Collected data.
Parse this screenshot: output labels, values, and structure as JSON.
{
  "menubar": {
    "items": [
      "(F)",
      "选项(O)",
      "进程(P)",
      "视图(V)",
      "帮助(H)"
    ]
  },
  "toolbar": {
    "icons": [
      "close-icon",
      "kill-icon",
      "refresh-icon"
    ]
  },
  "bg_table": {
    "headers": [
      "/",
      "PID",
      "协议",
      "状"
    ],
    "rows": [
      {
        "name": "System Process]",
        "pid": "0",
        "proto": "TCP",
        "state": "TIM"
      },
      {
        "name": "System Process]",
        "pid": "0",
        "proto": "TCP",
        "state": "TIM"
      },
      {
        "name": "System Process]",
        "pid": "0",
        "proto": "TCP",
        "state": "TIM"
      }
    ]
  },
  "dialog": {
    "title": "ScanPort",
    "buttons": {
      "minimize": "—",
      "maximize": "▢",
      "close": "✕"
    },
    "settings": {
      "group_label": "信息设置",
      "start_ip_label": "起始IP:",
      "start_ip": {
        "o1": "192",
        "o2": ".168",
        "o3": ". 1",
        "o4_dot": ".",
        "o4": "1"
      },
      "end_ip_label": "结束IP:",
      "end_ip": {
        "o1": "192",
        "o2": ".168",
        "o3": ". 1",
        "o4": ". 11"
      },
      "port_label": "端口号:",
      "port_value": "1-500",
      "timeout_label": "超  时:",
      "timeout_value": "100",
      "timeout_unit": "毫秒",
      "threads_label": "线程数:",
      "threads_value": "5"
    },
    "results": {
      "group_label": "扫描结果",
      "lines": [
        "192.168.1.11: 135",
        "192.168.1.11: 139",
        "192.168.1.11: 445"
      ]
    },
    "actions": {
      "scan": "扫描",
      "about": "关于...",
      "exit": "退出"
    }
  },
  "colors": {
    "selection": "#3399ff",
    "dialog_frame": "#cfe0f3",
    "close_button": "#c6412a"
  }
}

EXERCISE DESCRIPTION. Retype the data exactly as given.

RESPONSE BELOW.
Parse this screenshot: output labels, values, and structure as JSON.
{
  "menubar": {
    "items": [
      "(F)",
      "选项(O)",
      "进程(P)",
      "视图(V)",
      "帮助(H)"
    ]
  },
  "toolbar": {
    "icons": [
      "close-icon",
      "kill-icon",
      "refresh-icon"
    ]
  },
  "bg_table": {
    "headers": [
      "/",
      "PID",
      "协议",
      "状"
    ],
    "rows": [
      {
        "name": "System Process]",
        "pid": "0",
        "proto": "TCP",
        "state": "TIM"
      },
      {
        "name": "System Process]",
        "pid": "0",
        "proto": "TCP",
        "state": "TIM"
      },
      {
        "name": "System Process]",
        "pid": "0",
        "proto": "TCP",
        "state": "TIM"
      }
    ]
  },
  "dialog": {
    "title": "ScanPort",
    "buttons": {
      "minimize": "—",
      "maximize": "▢",
      "close": "✕"
    },
    "settings": {
      "group_label": "信息设置",
      "start_ip_label": "起始IP:",
      "start_ip": {
        "o1": "192",
        "o2": ".168",
        "o3": ". 1",
        "o4_dot": ".",
        "o4": "1"
      },
      "end_ip_label": "结束IP:",
      "end_ip": {
        "o1": "192",
        "o2": ".168",
        "o3": ". 1",
        "o4": ". 11"
      },
      "port_label": "端口号:",
      "port_value": "1-500",
      "timeout_label": "超  时:",
      "timeout_value": "100",
      "timeout_unit": "毫秒",
      "threads_label": "线程数:",
      "threads_value": "5"
    },
    "results": {
      "group_label": "扫描结果",
      "lines": [
        "192.168.1.11: 135",
        "192.168.1.11: 139",
        "192.168.1.11: 445"
      ]
    },
    "actions": {
      "scan": "扫描",
      "about": "关于...",
      "exit": "退出"
    }
  },
  "colors": {
    "selection": "#3399ff",
    "dialog_frame": "#cfe0f3",
    "close_button": "#c6412a"
  }
}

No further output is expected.